Return the entries below verbatim. Pictures stay out.

* Record set
======
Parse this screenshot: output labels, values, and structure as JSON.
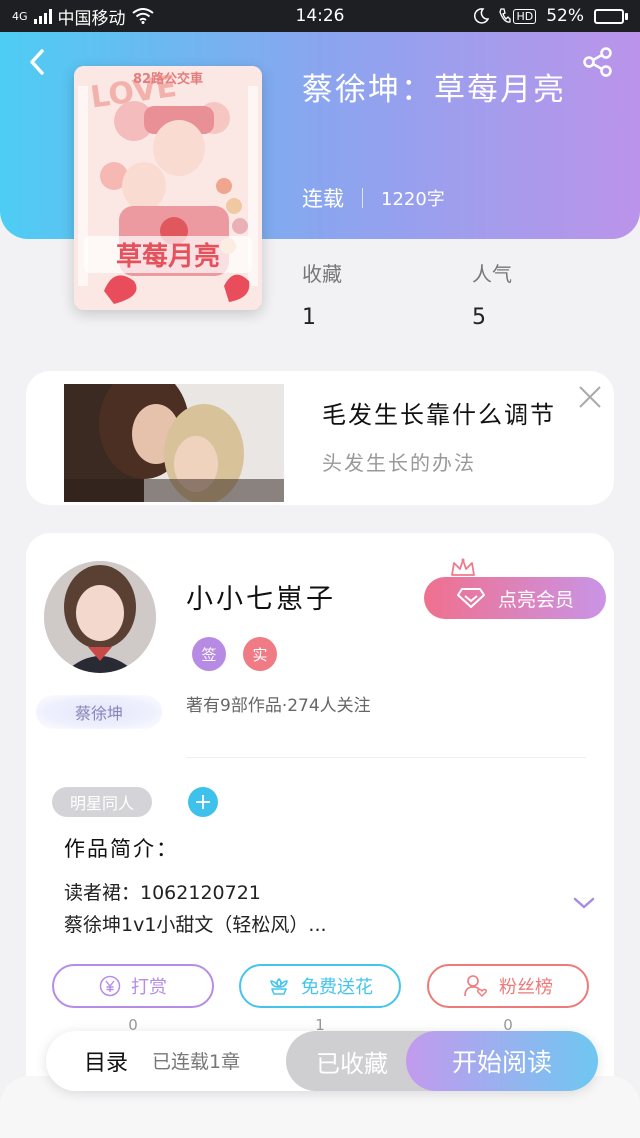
{
  "status_bar": {
    "network": "4G",
    "carrier": "中国移动",
    "time": "14:26",
    "hd": "HD",
    "battery": "52%",
    "battery_level": 0.52
  },
  "book": {
    "title": "蔡徐坤：草莓月亮",
    "status": "连载",
    "word_count": "1220字",
    "cover_text_top": "82路公交車",
    "cover_text_main": "草莓月亮"
  },
  "stats": {
    "favorites_label": "收藏",
    "favorites_value": "1",
    "popularity_label": "人气",
    "popularity_value": "5"
  },
  "ad": {
    "title": "毛发生长靠什么调节",
    "subtitle": "头发生长的办法"
  },
  "author": {
    "name": "小小七崽子",
    "badge": "蔡徐坤",
    "tag1": "签",
    "tag2": "实",
    "meta": "著有9部作品·274人关注",
    "vip_label": "点亮会员",
    "colors": {
      "tag1": "#b78ae4",
      "tag2": "#f07b84"
    }
  },
  "work": {
    "category": "明星同人",
    "intro_title": "作品简介：",
    "intro_line1": "读者裙：1062120721",
    "intro_line2": "蔡徐坤1v1小甜文（轻松风）..."
  },
  "actions": {
    "tip_label": "打赏",
    "tip_count": "0",
    "flower_label": "免费送花",
    "flower_count": "1",
    "fans_label": "粉丝榜",
    "fans_count": "0",
    "colors": {
      "tip": "#b58de6",
      "flower": "#45c5ec",
      "fans": "#ee7a7a"
    }
  },
  "bottom_bar": {
    "toc_label": "目录",
    "toc_sub": "已连载1章",
    "collected_label": "已收藏",
    "read_label": "开始阅读"
  }
}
======
* Answer for this exercise
Parse this screenshot: output labels, values, and structure as JSON.
{
  "status_bar": {
    "network": "4G",
    "carrier": "中国移动",
    "time": "14:26",
    "hd": "HD",
    "battery": "52%",
    "battery_level": 0.52
  },
  "book": {
    "title": "蔡徐坤：草莓月亮",
    "status": "连载",
    "word_count": "1220字",
    "cover_text_top": "82路公交車",
    "cover_text_main": "草莓月亮"
  },
  "stats": {
    "favorites_label": "收藏",
    "favorites_value": "1",
    "popularity_label": "人气",
    "popularity_value": "5"
  },
  "ad": {
    "title": "毛发生长靠什么调节",
    "subtitle": "头发生长的办法"
  },
  "author": {
    "name": "小小七崽子",
    "badge": "蔡徐坤",
    "tag1": "签",
    "tag2": "实",
    "meta": "著有9部作品·274人关注",
    "vip_label": "点亮会员",
    "colors": {
      "tag1": "#b78ae4",
      "tag2": "#f07b84"
    }
  },
  "work": {
    "category": "明星同人",
    "intro_title": "作品简介：",
    "intro_line1": "读者裙：1062120721",
    "intro_line2": "蔡徐坤1v1小甜文（轻松风）..."
  },
  "actions": {
    "tip_label": "打赏",
    "tip_count": "0",
    "flower_label": "免费送花",
    "flower_count": "1",
    "fans_label": "粉丝榜",
    "fans_count": "0",
    "colors": {
      "tip": "#b58de6",
      "flower": "#45c5ec",
      "fans": "#ee7a7a"
    }
  },
  "bottom_bar": {
    "toc_label": "目录",
    "toc_sub": "已连载1章",
    "collected_label": "已收藏",
    "read_label": "开始阅读"
  }
}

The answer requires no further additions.